# Problem
Gather all lines from the material that contain "heading".

# Input material
....................

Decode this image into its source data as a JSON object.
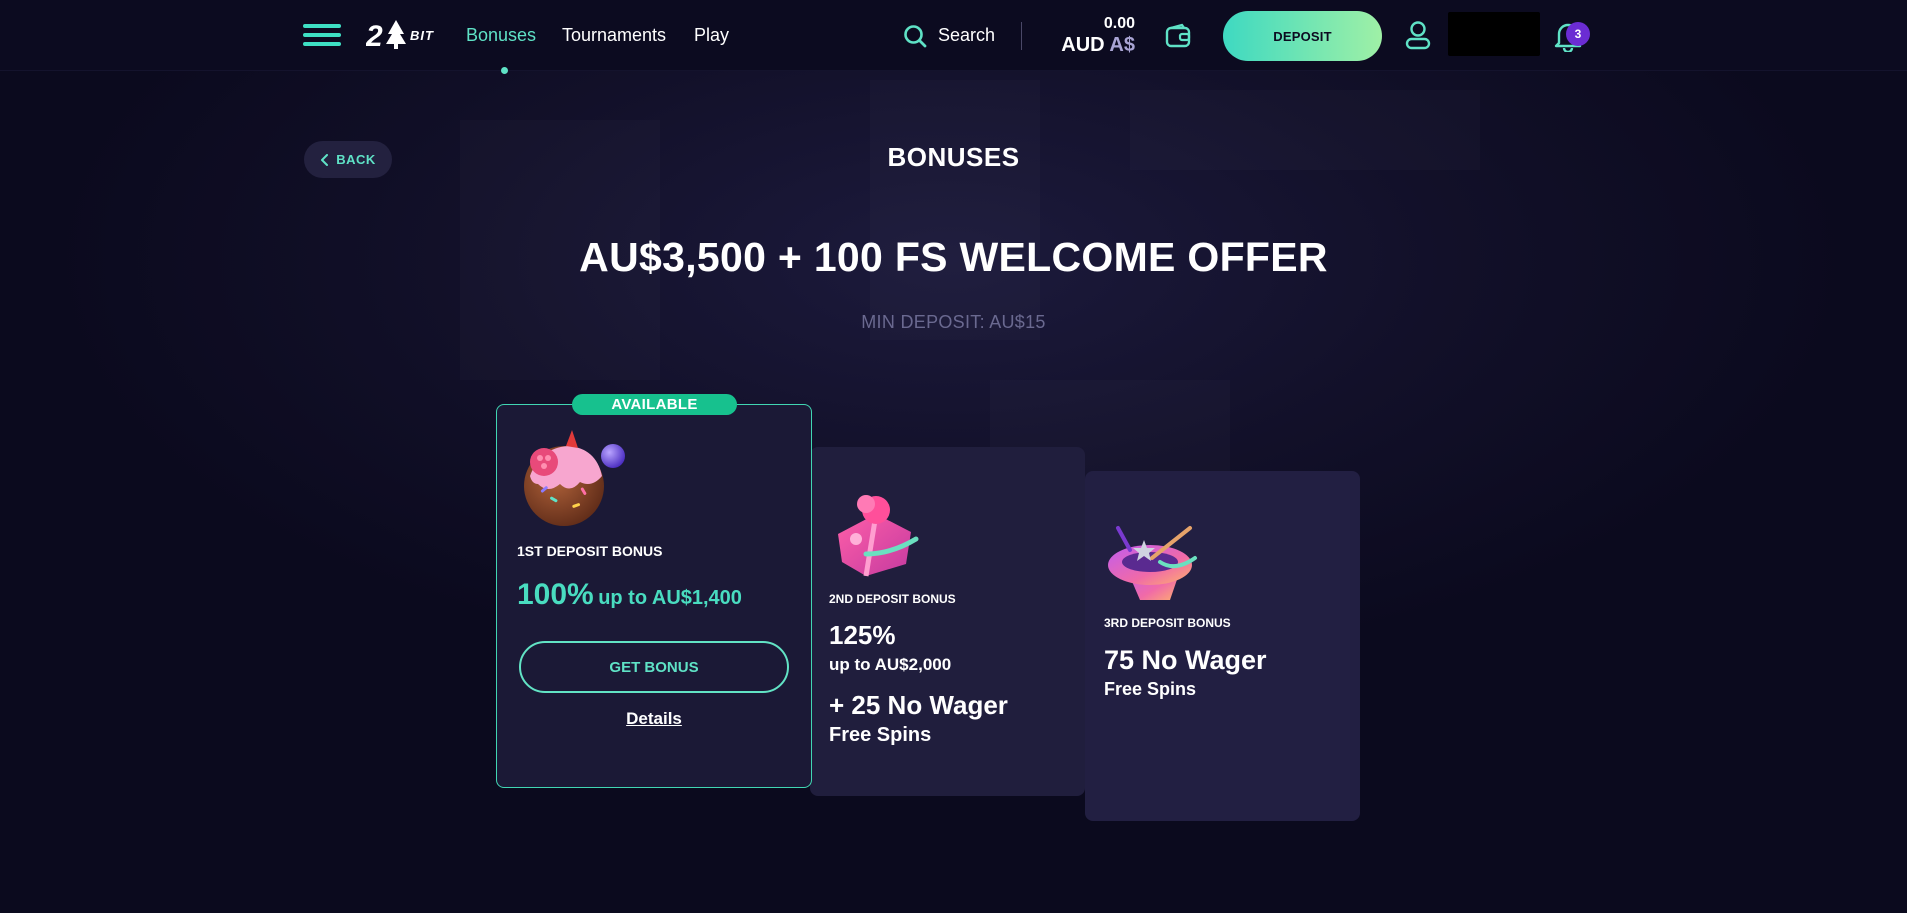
{
  "header": {
    "logo_text": "BIT",
    "nav": [
      {
        "label": "Bonuses",
        "active": true
      },
      {
        "label": "Tournaments",
        "active": false
      },
      {
        "label": "Play",
        "active": false
      }
    ],
    "search_label": "Search",
    "balance_amount": "0.00",
    "balance_currency": "AUD",
    "balance_symbol": "A$",
    "deposit_label": "DEPOSIT",
    "notification_count": "3"
  },
  "page": {
    "back_label": "BACK",
    "title": "BONUSES",
    "offer_title": "AU$3,500 + 100 FS WELCOME OFFER",
    "min_deposit": "MIN DEPOSIT: AU$15"
  },
  "cards": [
    {
      "badge": "AVAILABLE",
      "label": "1ST DEPOSIT BONUS",
      "percent": "100%",
      "upto": "up to AU$1,400",
      "button": "GET BONUS",
      "details": "Details"
    },
    {
      "label": "2ND DEPOSIT BONUS",
      "percent": "125%",
      "upto": "up to AU$2,000",
      "extra": "+ 25 No Wager",
      "extra_sub": "Free Spins"
    },
    {
      "label": "3RD DEPOSIT BONUS",
      "main": "75 No Wager",
      "sub": "Free Spins"
    }
  ],
  "colors": {
    "accent": "#5fe2c6",
    "background": "#0b0a1e",
    "card": "#1c1a38",
    "available": "#17c18e",
    "badge": "#6b2cd3"
  }
}
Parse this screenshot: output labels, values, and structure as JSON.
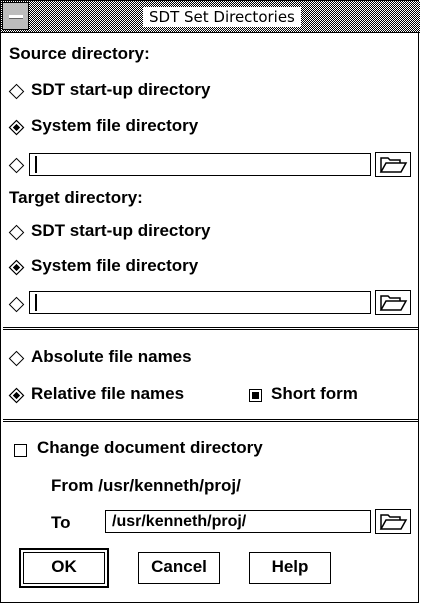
{
  "window": {
    "title": "SDT Set Directories"
  },
  "source": {
    "heading": "Source directory:",
    "options": [
      {
        "label": "SDT start-up directory",
        "selected": false
      },
      {
        "label": "System file directory",
        "selected": true
      }
    ],
    "custom_value": ""
  },
  "target": {
    "heading": "Target directory:",
    "options": [
      {
        "label": "SDT start-up directory",
        "selected": false
      },
      {
        "label": "System file directory",
        "selected": true
      }
    ],
    "custom_value": ""
  },
  "file_names": {
    "options": [
      {
        "label": "Absolute file names",
        "selected": false
      },
      {
        "label": "Relative file names",
        "selected": true
      }
    ],
    "short_form": {
      "label": "Short form",
      "checked": true
    }
  },
  "document": {
    "change_label": "Change document directory",
    "change_checked": false,
    "from_label": "From /usr/kenneth/proj/",
    "to_label": "To",
    "to_value": "/usr/kenneth/proj/"
  },
  "buttons": {
    "ok": "OK",
    "cancel": "Cancel",
    "help": "Help"
  }
}
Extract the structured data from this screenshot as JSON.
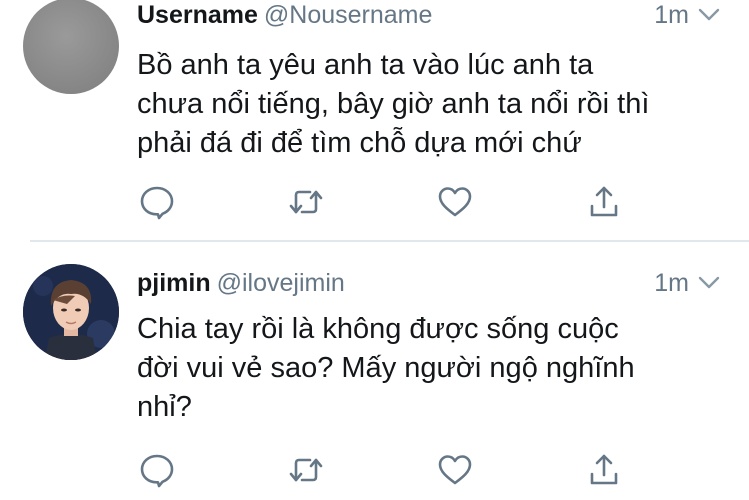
{
  "tweets": [
    {
      "display_name": "Username",
      "handle": "@Nousername",
      "time": "1m",
      "lines": [
        "Bồ anh ta yêu anh ta vào lúc anh ta",
        "chưa nổi tiếng, bây giờ anh ta nổi rồi thì",
        "phải đá đi để tìm chỗ dựa mới chứ"
      ]
    },
    {
      "display_name": "pjimin",
      "handle": "@ilovejimin",
      "time": "1m",
      "lines": [
        "Chia tay rồi là không được sống cuộc",
        "đời vui vẻ sao? Mấy người ngộ nghĩnh",
        "nhỉ?"
      ]
    }
  ],
  "icons": [
    "chevron-down-icon",
    "reply-icon",
    "retweet-icon",
    "like-icon",
    "share-icon"
  ],
  "colors": {
    "text": "#14171a",
    "secondary": "#657786",
    "icon": "#657786",
    "divider": "#e1e8ed"
  }
}
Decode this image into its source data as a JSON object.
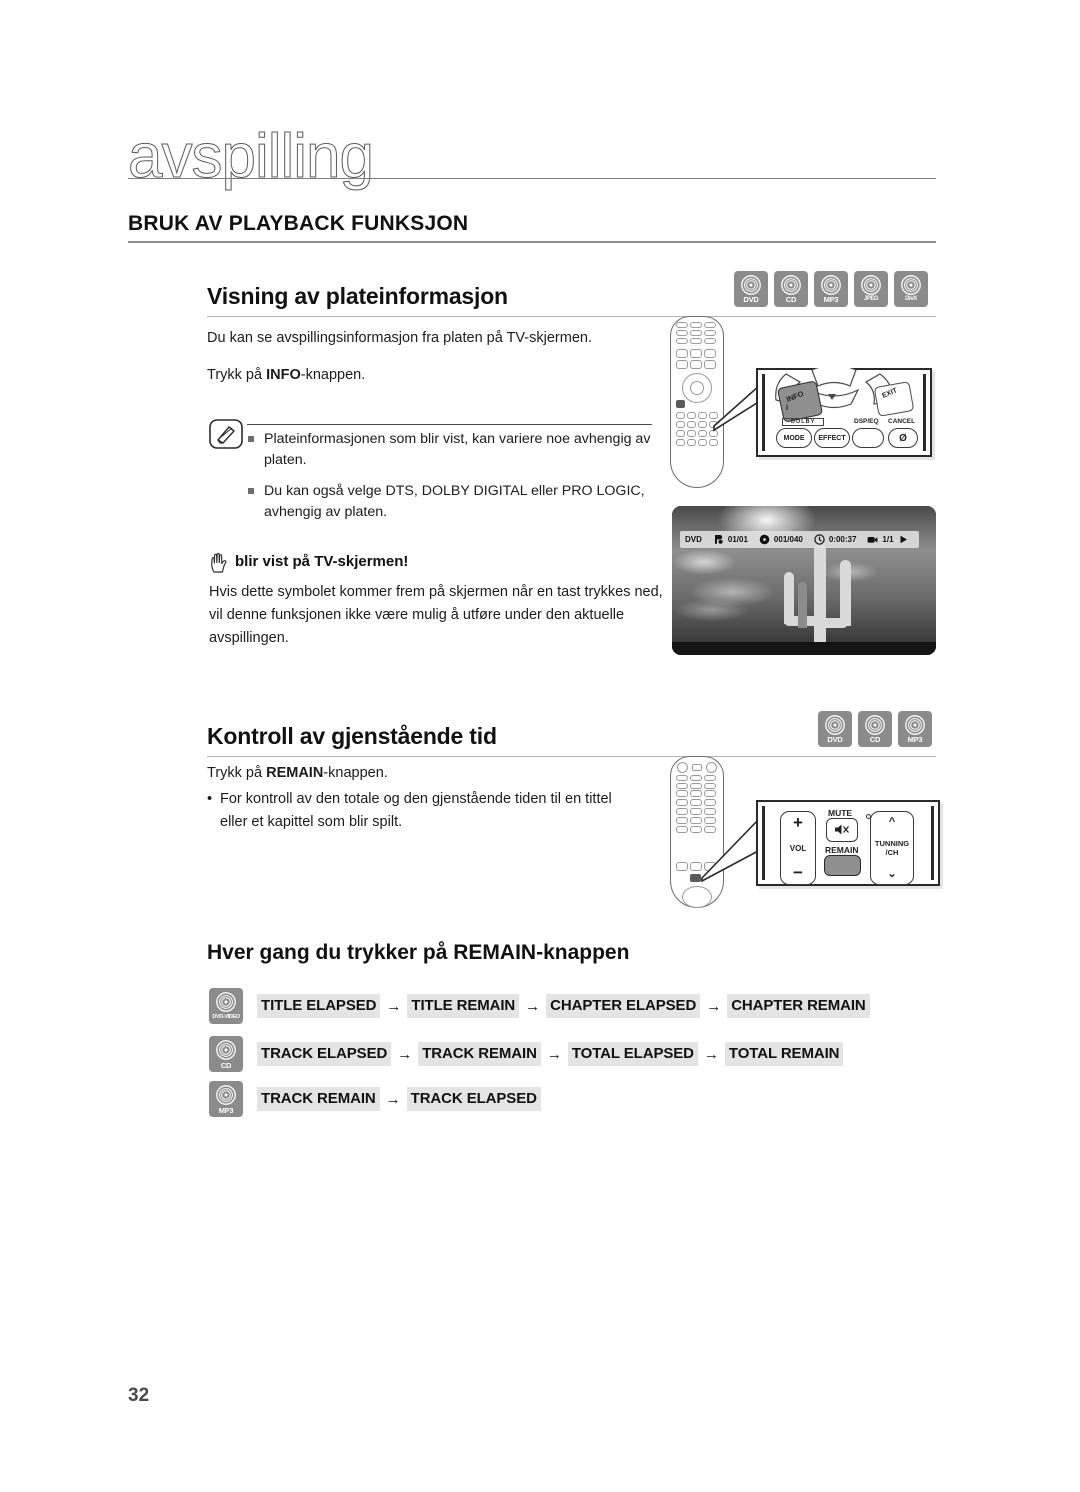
{
  "page": {
    "chapter_title": "avspilling",
    "section_title": "BRUK AV PLAYBACK FUNKSJON",
    "page_number": "32"
  },
  "section_disc_info": {
    "heading": "Visning av plateinformasjon",
    "badges": [
      {
        "label": "DVD",
        "icon": "disc-icon"
      },
      {
        "label": "CD",
        "icon": "disc-icon"
      },
      {
        "label": "MP3",
        "icon": "disc-icon"
      },
      {
        "label": "JPEG",
        "icon": "disc-icon"
      },
      {
        "label": "DivX",
        "icon": "disc-icon"
      }
    ],
    "intro": "Du kan se avspillingsinformasjon fra platen på TV-skjermen.",
    "instruction_prefix": "Trykk på ",
    "instruction_bold": "INFO",
    "instruction_suffix": "-knappen.",
    "note_icon": "note-pencil-icon",
    "notes": [
      "Plateinformasjonen som blir vist, kan variere noe avhengig av platen.",
      "Du kan også velge DTS, DOLBY DIGITAL eller PRO LOGIC, avhengig av platen."
    ],
    "caution_icon": "hand-stop-icon",
    "caution_title": "blir vist på TV-skjermen!",
    "caution_body": "Hvis dette symbolet kommer frem på skjermen når en tast trykkes ned, vil denne funksjonen ikke være mulig å utføre under den aktuelle avspillingen."
  },
  "figure_info_remote": {
    "info_button_label": "INFO",
    "info_button_sub": "i",
    "exit_button_label": "EXIT",
    "dolby_label": "DOLBY",
    "mode_label": "MODE",
    "effect_label": "EFFECT",
    "dsp_eq_label": "DSP/EQ",
    "cancel_label": "CANCEL",
    "cancel_glyph": "Ø"
  },
  "tv_screen": {
    "osd": {
      "media": "DVD",
      "title_icon": "title-icon",
      "title_value": "01/01",
      "chapter_icon": "chapter-disc-icon",
      "chapter_value": "001/040",
      "time_icon": "clock-icon",
      "time_value": "0:00:37",
      "angle_icon": "camera-icon",
      "angle_value": "1/1",
      "play_icon": "play-icon"
    }
  },
  "section_remain": {
    "heading": "Kontroll av gjenstående tid",
    "badges": [
      {
        "label": "DVD",
        "icon": "disc-icon"
      },
      {
        "label": "CD",
        "icon": "disc-icon"
      },
      {
        "label": "MP3",
        "icon": "disc-icon"
      }
    ],
    "instruction_prefix": "Trykk på ",
    "instruction_bold": "REMAIN",
    "instruction_suffix": "-knappen.",
    "bullets": [
      "For kontroll av den totale og den gjenstående tiden til en tittel eller et kapittel som blir spilt."
    ]
  },
  "figure_remain_remote": {
    "vol_label": "VOL",
    "vol_plus": "+",
    "vol_minus": "−",
    "mute_label": "MUTE",
    "mute_icon": "mute-speaker-icon",
    "remain_label": "REMAIN",
    "tunning_label": "TUNNING",
    "tunning_sub": "/CH",
    "up_icon": "chevron-up-icon",
    "down_icon": "chevron-down-icon"
  },
  "flow": {
    "heading": "Hver gang du trykker på REMAIN-knappen",
    "arrow": "→",
    "rows": [
      {
        "badge_label": "DVD-VIDEO",
        "badge_icon": "disc-icon",
        "steps": [
          "TITLE ELAPSED",
          "TITLE REMAIN",
          "CHAPTER ELAPSED",
          "CHAPTER REMAIN"
        ]
      },
      {
        "badge_label": "CD",
        "badge_icon": "disc-icon",
        "steps": [
          "TRACK ELAPSED",
          "TRACK REMAIN",
          "TOTAL ELAPSED",
          "TOTAL REMAIN"
        ]
      },
      {
        "badge_label": "MP3",
        "badge_icon": "disc-icon",
        "steps": [
          "TRACK REMAIN",
          "TRACK ELAPSED"
        ]
      }
    ]
  },
  "colors": {
    "badge_gray": "#8b8b8b",
    "chip_gray": "#e4e4e4",
    "rule_gray": "#8d8d8d",
    "text": "#1c1c1c"
  }
}
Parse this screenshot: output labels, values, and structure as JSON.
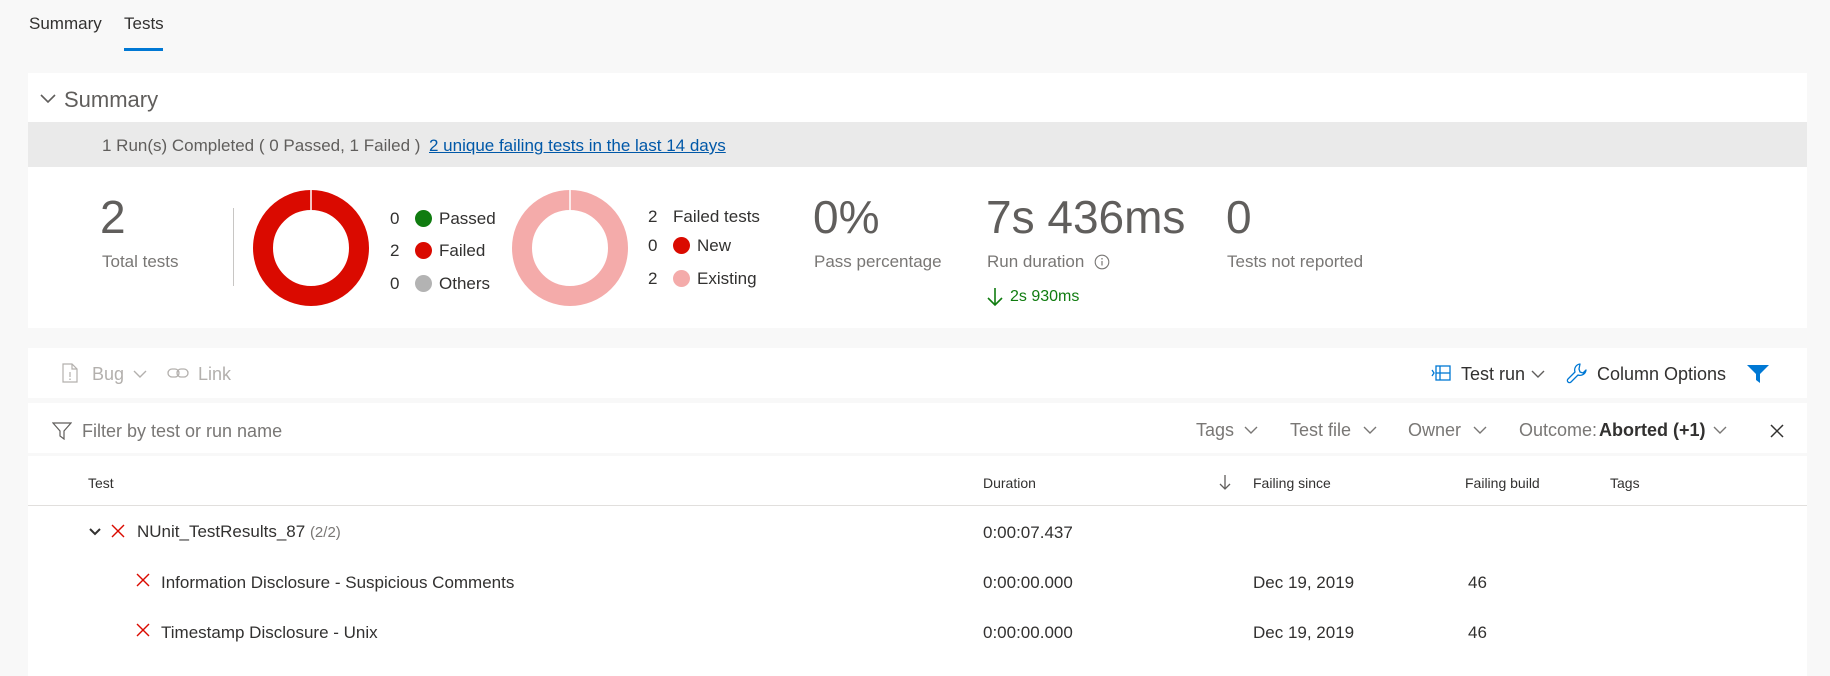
{
  "tabs": [
    {
      "label": "Summary"
    },
    {
      "label": "Tests"
    }
  ],
  "summary": {
    "title": "Summary",
    "banner_text": "1 Run(s) Completed ( 0 Passed, 1 Failed )",
    "banner_link": "2 unique failing tests in the last 14 days",
    "total_tests": {
      "value": "2",
      "label": "Total tests"
    },
    "outcome_chart": {
      "type": "donut",
      "slices": [
        {
          "label": "Passed",
          "value": 0,
          "color": "#107c10"
        },
        {
          "label": "Failed",
          "value": 2,
          "color": "#da0a00"
        },
        {
          "label": "Others",
          "value": 0,
          "color": "#b3b3b3"
        }
      ]
    },
    "outcome_legend": [
      {
        "count": "0",
        "label": "Passed",
        "color": "#107c10"
      },
      {
        "count": "2",
        "label": "Failed",
        "color": "#da0a00"
      },
      {
        "count": "0",
        "label": "Others",
        "color": "#b3b3b3"
      }
    ],
    "failed_chart": {
      "type": "donut",
      "slices": [
        {
          "label": "New",
          "value": 0,
          "color": "#da0a00"
        },
        {
          "label": "Existing",
          "value": 2,
          "color": "#f4abaa"
        }
      ]
    },
    "failed_legend": {
      "header_count": "2",
      "header_label": "Failed tests",
      "items": [
        {
          "count": "0",
          "label": "New",
          "color": "#da0a00"
        },
        {
          "count": "2",
          "label": "Existing",
          "color": "#f4abaa"
        }
      ]
    },
    "pass_percentage": {
      "value": "0%",
      "label": "Pass percentage"
    },
    "run_duration": {
      "value": "7s 436ms",
      "label": "Run duration",
      "delta": "2s 930ms",
      "delta_color": "#107c10"
    },
    "not_reported": {
      "value": "0",
      "label": "Tests not reported"
    }
  },
  "toolbar": {
    "bug_label": "Bug",
    "link_label": "Link",
    "test_run_label": "Test run",
    "column_options_label": "Column Options"
  },
  "filter": {
    "placeholder": "Filter by test or run name",
    "tags_label": "Tags",
    "test_file_label": "Test file",
    "owner_label": "Owner",
    "outcome_label": "Outcome:",
    "outcome_value": "Aborted (+1)"
  },
  "table": {
    "headers": [
      "Test",
      "Duration",
      "Failing since",
      "Failing build",
      "Tags"
    ],
    "group": {
      "name": "NUnit_TestResults_87",
      "count": "(2/2)",
      "duration": "0:00:07.437"
    },
    "rows": [
      {
        "test": "Information Disclosure - Suspicious Comments",
        "duration": "0:00:00.000",
        "failing_since": "Dec 19, 2019",
        "failing_build": "46",
        "tags": ""
      },
      {
        "test": "Timestamp Disclosure - Unix",
        "duration": "0:00:00.000",
        "failing_since": "Dec 19, 2019",
        "failing_build": "46",
        "tags": ""
      }
    ]
  },
  "colors": {
    "accent": "#0078d4",
    "failed": "#da0a00",
    "passed": "#107c10",
    "existing": "#f4abaa"
  }
}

....................

# Task result
    "heading": "Source directory:",
    "heading": "Target directory:",
    "heading": "Visning av plateinformasjon",
    "heading": "Kontroll av gjenstående tid",
    "heading": "Hver gang du trykker på REMAIN-knappen",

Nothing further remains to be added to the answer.